• _RUMUSAN MASALAH_
Tuliskan ulang seluruh teks tentang dampak flexing di bawah ini tanpa mengubah satu kata atau tanda baca pun.

• _TEKS KUTIPAN_
Flexing yang dilakukan untuk pamer kekayaan dapat mendorong perilaku memaksakan keadaan. Individu yang terbiasa memamerkan barang-barang mewah cenderung ingin terus menunjukkan eksistensinya. Risikonya terletak pada ketidakmampuan untuk mempertahankan gaya hidup tersebut dalam jangka panjang. Hal ini dapat menyebabkan pemaksaan dan tekanan untuk mempertahankan citra tersebut, bahkan jika kondisi finansial tidak mendukung.

  1. Kesulitan Membangun Hubungan Sosial-Pertemanan

Meskipun banyak yang percaya bahwa kekayaan dapat menarik perhatian, dalam realitasnya, orang yang terlalu sering memamerkan kekayaan melalui flexing bisa mengalami kesulitan dalam membangun hubungan sosial yang sejati. Studi menunjukkan bahwa kebanyakan orang lebih suka bersahabat dengan individu yang memiliki kehidupan yang lebih sederhana daripada yang terlalu menonjolkan kemewahannya.

  1. Gangguan pada Kepribadian

Flexing yang berlebihan dapat mengganggu kepribadian seseorang. Menurut penelitian seorang psikolog dari Knox College yang menulis buku “The High Price of Materialism,” individu yang sering melakukan flexing cenderung kurang empati, kurang peduli terhadap orang lain, dan lebih kompetitif. Selain itu, mereka mungkin tidak mendukung prinsip-prinsip lingkungan yang berkelanjutan dan bisa mendukung pandangan yang merugikan dan diskriminatif.

• _DATA TERSIMPAN_
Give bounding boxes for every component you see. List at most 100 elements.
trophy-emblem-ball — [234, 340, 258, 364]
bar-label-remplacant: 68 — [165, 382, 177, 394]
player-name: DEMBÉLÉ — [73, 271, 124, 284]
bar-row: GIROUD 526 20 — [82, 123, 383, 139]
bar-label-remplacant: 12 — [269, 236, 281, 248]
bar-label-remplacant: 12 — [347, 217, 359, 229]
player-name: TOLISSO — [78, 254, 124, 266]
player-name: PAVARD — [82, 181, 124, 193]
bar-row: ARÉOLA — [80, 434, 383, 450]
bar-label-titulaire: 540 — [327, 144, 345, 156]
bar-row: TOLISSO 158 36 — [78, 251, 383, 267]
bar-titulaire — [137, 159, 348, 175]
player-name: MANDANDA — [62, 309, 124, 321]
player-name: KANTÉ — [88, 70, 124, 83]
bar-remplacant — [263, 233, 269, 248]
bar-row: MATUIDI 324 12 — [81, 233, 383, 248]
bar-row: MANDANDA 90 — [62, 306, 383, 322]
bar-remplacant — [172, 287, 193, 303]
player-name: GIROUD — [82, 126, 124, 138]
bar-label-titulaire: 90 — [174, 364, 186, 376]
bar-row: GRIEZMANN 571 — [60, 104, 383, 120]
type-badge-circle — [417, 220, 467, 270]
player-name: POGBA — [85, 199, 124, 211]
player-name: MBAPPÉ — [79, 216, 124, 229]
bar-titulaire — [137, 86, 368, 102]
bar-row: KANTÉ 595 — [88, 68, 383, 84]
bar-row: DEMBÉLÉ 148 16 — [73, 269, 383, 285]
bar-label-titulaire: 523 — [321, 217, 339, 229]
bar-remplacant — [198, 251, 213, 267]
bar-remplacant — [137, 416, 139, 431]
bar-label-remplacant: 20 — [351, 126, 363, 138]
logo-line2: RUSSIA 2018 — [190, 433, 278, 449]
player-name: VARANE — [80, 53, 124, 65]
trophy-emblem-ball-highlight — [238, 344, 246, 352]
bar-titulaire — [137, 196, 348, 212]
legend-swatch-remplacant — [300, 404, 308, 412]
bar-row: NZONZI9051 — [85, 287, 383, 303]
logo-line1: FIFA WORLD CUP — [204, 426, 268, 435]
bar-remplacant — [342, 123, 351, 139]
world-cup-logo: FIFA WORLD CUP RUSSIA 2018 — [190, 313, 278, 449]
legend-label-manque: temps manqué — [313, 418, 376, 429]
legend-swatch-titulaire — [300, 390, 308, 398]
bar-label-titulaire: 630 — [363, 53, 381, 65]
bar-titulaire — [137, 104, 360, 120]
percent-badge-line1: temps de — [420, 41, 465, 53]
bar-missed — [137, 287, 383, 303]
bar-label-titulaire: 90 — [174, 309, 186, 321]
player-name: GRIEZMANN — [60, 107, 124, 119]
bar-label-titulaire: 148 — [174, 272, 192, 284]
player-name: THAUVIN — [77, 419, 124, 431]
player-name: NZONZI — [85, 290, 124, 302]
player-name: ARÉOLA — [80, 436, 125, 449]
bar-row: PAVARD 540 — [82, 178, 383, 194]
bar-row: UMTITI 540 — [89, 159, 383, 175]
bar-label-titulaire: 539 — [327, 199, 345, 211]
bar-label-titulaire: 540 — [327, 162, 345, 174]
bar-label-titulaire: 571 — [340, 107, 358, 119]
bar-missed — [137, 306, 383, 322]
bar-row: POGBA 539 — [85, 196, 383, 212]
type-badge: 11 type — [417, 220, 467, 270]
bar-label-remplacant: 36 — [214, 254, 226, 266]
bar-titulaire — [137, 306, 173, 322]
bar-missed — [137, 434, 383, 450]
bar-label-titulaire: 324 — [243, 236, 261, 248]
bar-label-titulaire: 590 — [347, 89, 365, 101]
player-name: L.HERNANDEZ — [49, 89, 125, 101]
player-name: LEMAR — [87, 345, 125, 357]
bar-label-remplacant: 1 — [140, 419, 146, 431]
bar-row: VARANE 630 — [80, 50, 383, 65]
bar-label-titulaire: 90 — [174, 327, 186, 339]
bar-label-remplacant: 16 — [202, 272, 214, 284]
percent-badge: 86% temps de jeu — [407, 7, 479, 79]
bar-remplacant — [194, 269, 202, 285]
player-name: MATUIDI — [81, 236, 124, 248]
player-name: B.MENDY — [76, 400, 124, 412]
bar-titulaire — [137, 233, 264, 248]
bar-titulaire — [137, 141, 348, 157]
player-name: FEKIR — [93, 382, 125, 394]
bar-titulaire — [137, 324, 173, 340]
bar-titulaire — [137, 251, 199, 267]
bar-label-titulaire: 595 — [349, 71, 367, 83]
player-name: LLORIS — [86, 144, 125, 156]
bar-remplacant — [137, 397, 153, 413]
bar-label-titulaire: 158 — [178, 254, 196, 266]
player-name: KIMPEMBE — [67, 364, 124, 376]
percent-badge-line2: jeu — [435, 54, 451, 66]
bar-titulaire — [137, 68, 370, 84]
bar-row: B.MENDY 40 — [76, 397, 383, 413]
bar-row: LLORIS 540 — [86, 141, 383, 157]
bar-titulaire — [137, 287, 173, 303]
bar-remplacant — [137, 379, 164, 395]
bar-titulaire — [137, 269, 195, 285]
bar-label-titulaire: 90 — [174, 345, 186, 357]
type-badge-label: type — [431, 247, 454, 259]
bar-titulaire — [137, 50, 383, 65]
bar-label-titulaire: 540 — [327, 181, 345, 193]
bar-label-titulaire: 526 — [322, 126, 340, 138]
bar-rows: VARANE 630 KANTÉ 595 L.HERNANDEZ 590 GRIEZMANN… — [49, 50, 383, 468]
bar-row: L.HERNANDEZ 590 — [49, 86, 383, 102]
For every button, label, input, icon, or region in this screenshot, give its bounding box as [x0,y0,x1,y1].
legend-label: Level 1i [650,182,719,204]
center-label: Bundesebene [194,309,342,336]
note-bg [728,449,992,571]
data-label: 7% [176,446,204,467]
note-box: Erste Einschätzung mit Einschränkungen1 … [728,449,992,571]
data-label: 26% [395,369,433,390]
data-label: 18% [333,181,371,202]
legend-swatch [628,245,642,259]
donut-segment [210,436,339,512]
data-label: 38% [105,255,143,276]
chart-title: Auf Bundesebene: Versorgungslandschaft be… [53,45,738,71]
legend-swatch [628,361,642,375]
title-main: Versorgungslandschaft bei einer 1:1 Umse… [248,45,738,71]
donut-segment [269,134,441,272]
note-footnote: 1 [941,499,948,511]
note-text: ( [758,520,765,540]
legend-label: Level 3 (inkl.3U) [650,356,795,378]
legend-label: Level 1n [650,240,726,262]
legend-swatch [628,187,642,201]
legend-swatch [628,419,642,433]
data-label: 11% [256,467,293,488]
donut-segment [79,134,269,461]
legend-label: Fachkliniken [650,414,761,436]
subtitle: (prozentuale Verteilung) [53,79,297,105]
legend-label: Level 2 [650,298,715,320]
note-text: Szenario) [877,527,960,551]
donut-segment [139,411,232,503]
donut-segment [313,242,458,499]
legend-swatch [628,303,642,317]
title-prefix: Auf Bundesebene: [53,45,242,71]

• _PENYELESAIAN_
Flexing yang dilakukan untuk pamer kekayaan dapat mendorong perilaku memaksakan keadaan. Individu yang terbiasa memamerkan barang-barang mewah cenderung ingin terus menunjukkan eksistensinya. Risikonya terletak pada ketidakmampuan untuk mempertahankan gaya hidup tersebut dalam jangka panjang. Hal ini dapat menyebabkan pemaksaan dan tekanan untuk mempertahankan citra tersebut, bahkan jika kondisi finansial tidak mendukung.

  1. Kesulitan Membangun Hubungan Sosial-Pertemanan

Meskipun banyak yang percaya bahwa kekayaan dapat menarik perhatian, dalam realitasnya, orang yang terlalu sering memamerkan kekayaan melalui flexing bisa mengalami kesulitan dalam membangun hubungan sosial yang sejati. Studi menunjukkan bahwa kebanyakan orang lebih suka bersahabat dengan individu yang memiliki kehidupan yang lebih sederhana daripada yang terlalu menonjolkan kemewahannya.

  1. Gangguan pada Kepribadian

Flexing yang berlebihan dapat mengganggu kepribadian seseorang. Menurut penelitian seorang psikolog dari Knox College yang menulis buku “The High Price of Materialism,” individu yang sering melakukan flexing cenderung kurang empati, kurang peduli terhadap orang lain, dan lebih kompetitif. Selain itu, mereka mungkin tidak mendukung prinsip-prinsip lingkungan yang berkelanjutan dan bisa mendukung pandangan yang merugikan dan diskriminatif.